_Stored records:_
+++++

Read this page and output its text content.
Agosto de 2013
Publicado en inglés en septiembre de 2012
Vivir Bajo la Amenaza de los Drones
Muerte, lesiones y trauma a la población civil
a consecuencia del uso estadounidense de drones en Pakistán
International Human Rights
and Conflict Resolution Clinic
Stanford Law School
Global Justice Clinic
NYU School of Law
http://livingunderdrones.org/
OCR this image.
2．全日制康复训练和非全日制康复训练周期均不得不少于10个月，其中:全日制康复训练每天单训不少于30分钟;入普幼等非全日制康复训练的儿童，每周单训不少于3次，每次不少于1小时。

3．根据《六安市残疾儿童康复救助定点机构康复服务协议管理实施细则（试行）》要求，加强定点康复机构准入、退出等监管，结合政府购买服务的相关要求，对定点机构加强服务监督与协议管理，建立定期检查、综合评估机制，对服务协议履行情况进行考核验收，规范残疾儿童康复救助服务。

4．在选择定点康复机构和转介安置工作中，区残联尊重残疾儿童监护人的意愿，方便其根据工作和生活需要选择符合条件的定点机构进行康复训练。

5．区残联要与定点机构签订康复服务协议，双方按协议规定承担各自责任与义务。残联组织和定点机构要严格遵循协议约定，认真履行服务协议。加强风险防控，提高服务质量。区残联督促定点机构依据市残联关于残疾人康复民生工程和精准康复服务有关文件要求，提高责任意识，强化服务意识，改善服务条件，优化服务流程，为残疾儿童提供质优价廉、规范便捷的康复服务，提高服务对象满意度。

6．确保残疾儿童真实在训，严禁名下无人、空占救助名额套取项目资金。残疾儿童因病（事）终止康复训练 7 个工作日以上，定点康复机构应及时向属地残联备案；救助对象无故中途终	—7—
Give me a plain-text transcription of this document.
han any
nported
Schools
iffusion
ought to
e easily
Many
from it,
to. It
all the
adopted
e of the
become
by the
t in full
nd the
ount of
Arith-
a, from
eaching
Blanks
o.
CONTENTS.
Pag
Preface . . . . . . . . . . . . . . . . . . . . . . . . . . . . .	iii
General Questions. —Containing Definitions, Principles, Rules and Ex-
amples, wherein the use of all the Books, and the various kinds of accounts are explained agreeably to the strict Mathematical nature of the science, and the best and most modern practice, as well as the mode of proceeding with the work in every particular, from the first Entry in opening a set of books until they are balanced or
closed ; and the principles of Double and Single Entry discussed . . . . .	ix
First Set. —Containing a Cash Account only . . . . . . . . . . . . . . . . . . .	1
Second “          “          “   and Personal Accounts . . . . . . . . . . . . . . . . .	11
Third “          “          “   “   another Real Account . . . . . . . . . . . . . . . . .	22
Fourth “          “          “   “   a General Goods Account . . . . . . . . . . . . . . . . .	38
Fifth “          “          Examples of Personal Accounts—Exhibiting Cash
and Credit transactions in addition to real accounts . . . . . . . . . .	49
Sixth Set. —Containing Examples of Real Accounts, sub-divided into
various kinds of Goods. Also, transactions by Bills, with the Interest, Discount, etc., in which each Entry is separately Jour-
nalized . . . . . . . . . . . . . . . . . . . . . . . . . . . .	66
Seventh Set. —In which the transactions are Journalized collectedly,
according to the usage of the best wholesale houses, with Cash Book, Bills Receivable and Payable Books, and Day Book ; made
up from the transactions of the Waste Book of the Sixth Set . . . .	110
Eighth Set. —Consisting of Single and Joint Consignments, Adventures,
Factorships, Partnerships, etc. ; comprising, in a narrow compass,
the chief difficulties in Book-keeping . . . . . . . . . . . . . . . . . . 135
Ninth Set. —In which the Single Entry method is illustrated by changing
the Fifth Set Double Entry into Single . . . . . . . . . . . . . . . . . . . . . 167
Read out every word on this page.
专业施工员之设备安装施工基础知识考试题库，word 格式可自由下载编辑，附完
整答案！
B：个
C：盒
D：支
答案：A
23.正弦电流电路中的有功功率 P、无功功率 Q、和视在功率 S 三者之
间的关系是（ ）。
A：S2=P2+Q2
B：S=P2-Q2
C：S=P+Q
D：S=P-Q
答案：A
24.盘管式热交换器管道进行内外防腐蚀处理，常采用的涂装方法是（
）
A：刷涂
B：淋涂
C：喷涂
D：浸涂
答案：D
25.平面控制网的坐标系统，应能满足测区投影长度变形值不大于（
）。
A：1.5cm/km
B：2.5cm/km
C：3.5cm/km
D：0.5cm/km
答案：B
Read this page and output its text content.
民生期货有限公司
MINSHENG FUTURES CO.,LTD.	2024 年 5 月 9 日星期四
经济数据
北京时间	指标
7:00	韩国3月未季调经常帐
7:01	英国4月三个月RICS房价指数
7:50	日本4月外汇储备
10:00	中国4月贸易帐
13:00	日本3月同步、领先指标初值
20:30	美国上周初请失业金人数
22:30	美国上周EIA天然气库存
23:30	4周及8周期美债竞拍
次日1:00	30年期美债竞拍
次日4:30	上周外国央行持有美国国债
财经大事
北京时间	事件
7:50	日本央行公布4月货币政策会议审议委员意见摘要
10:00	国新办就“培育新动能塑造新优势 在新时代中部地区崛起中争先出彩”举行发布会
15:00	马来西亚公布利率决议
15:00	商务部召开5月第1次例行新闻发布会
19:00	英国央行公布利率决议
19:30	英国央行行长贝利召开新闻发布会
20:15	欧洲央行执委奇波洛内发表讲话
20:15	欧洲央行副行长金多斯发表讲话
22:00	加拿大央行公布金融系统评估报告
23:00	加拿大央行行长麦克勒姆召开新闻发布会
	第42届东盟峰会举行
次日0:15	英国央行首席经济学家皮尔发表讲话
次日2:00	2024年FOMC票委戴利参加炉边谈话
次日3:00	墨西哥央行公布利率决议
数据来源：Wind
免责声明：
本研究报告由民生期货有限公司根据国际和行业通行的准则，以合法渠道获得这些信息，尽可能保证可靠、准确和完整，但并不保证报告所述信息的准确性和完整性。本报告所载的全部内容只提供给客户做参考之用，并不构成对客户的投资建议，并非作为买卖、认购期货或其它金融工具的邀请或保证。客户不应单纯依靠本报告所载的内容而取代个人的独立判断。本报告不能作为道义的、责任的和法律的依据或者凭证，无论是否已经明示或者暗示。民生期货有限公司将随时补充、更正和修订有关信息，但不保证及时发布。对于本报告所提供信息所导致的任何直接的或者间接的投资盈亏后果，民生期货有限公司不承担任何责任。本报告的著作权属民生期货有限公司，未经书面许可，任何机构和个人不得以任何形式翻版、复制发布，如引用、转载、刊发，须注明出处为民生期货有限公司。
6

+++++

Copy all lines of the material above where the string "Cash" occurs.

_Task solution:_
First Set. —Containing a Cash Account only . . . . . . . . . . . . . . . . . . .	1
Fifth “          “          Examples of Personal Accounts—Exhibiting Cash
according to the usage of the best wholesale houses, with Cash Book, Bills Receivable and Payable Books, and Day Book ; made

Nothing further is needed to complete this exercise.